#### [Listing]
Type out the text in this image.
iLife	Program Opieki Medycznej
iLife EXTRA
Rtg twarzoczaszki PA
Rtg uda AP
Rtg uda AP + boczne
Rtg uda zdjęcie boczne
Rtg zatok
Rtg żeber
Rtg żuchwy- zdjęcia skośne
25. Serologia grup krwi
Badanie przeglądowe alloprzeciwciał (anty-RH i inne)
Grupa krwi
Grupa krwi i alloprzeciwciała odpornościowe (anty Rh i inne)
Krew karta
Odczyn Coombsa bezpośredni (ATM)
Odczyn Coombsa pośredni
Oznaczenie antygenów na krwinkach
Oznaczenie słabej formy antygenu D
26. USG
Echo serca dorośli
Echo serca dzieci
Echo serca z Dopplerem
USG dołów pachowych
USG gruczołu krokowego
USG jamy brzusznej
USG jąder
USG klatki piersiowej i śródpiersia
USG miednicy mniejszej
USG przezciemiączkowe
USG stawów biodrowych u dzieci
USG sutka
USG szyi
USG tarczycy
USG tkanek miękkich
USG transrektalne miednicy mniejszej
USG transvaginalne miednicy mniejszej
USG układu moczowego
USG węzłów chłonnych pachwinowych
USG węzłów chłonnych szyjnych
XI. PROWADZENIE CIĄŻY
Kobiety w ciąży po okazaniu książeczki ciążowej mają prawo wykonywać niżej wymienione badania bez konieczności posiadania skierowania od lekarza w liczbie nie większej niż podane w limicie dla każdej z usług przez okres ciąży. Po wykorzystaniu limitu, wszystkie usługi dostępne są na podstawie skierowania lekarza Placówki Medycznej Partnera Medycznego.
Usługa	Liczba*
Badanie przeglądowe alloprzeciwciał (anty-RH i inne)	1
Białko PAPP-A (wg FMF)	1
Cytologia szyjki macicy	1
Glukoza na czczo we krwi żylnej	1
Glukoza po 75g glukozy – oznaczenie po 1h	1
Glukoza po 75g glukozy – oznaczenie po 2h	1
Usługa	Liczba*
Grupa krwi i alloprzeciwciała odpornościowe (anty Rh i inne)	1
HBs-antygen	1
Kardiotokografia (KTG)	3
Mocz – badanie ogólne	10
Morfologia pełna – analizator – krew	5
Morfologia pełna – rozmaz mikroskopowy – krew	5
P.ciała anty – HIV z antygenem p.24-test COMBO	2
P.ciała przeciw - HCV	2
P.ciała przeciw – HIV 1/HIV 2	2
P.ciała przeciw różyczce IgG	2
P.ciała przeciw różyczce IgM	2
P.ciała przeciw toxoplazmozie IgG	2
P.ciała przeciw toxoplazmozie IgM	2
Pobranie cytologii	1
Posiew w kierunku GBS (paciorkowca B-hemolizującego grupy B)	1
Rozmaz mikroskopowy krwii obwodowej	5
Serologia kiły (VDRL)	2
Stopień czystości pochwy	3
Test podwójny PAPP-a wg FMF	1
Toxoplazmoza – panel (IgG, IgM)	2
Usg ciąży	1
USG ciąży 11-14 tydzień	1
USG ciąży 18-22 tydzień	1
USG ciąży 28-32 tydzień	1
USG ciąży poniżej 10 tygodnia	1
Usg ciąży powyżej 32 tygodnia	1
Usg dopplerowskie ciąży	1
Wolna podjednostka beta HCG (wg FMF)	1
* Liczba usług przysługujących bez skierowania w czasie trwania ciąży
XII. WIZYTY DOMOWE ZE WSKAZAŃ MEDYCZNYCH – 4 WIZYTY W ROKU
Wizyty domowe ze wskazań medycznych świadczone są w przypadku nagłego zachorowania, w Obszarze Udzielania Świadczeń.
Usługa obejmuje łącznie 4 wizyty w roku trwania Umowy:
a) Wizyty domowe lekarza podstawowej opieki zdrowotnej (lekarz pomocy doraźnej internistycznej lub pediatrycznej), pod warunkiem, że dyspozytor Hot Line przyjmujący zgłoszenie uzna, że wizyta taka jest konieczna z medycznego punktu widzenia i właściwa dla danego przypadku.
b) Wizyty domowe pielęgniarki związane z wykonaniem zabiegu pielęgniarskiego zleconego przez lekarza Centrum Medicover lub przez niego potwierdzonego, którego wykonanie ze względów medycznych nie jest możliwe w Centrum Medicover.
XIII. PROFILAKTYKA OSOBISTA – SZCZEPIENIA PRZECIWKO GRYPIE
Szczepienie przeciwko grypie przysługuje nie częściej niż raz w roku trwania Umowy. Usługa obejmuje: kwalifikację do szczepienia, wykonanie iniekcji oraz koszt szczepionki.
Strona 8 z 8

#### [Problem to work on]
Return every line above that contains the word "serca".

#### [Result for this exercise]
Echo serca dorośli
Echo serca dzieci
Echo serca z Dopplerem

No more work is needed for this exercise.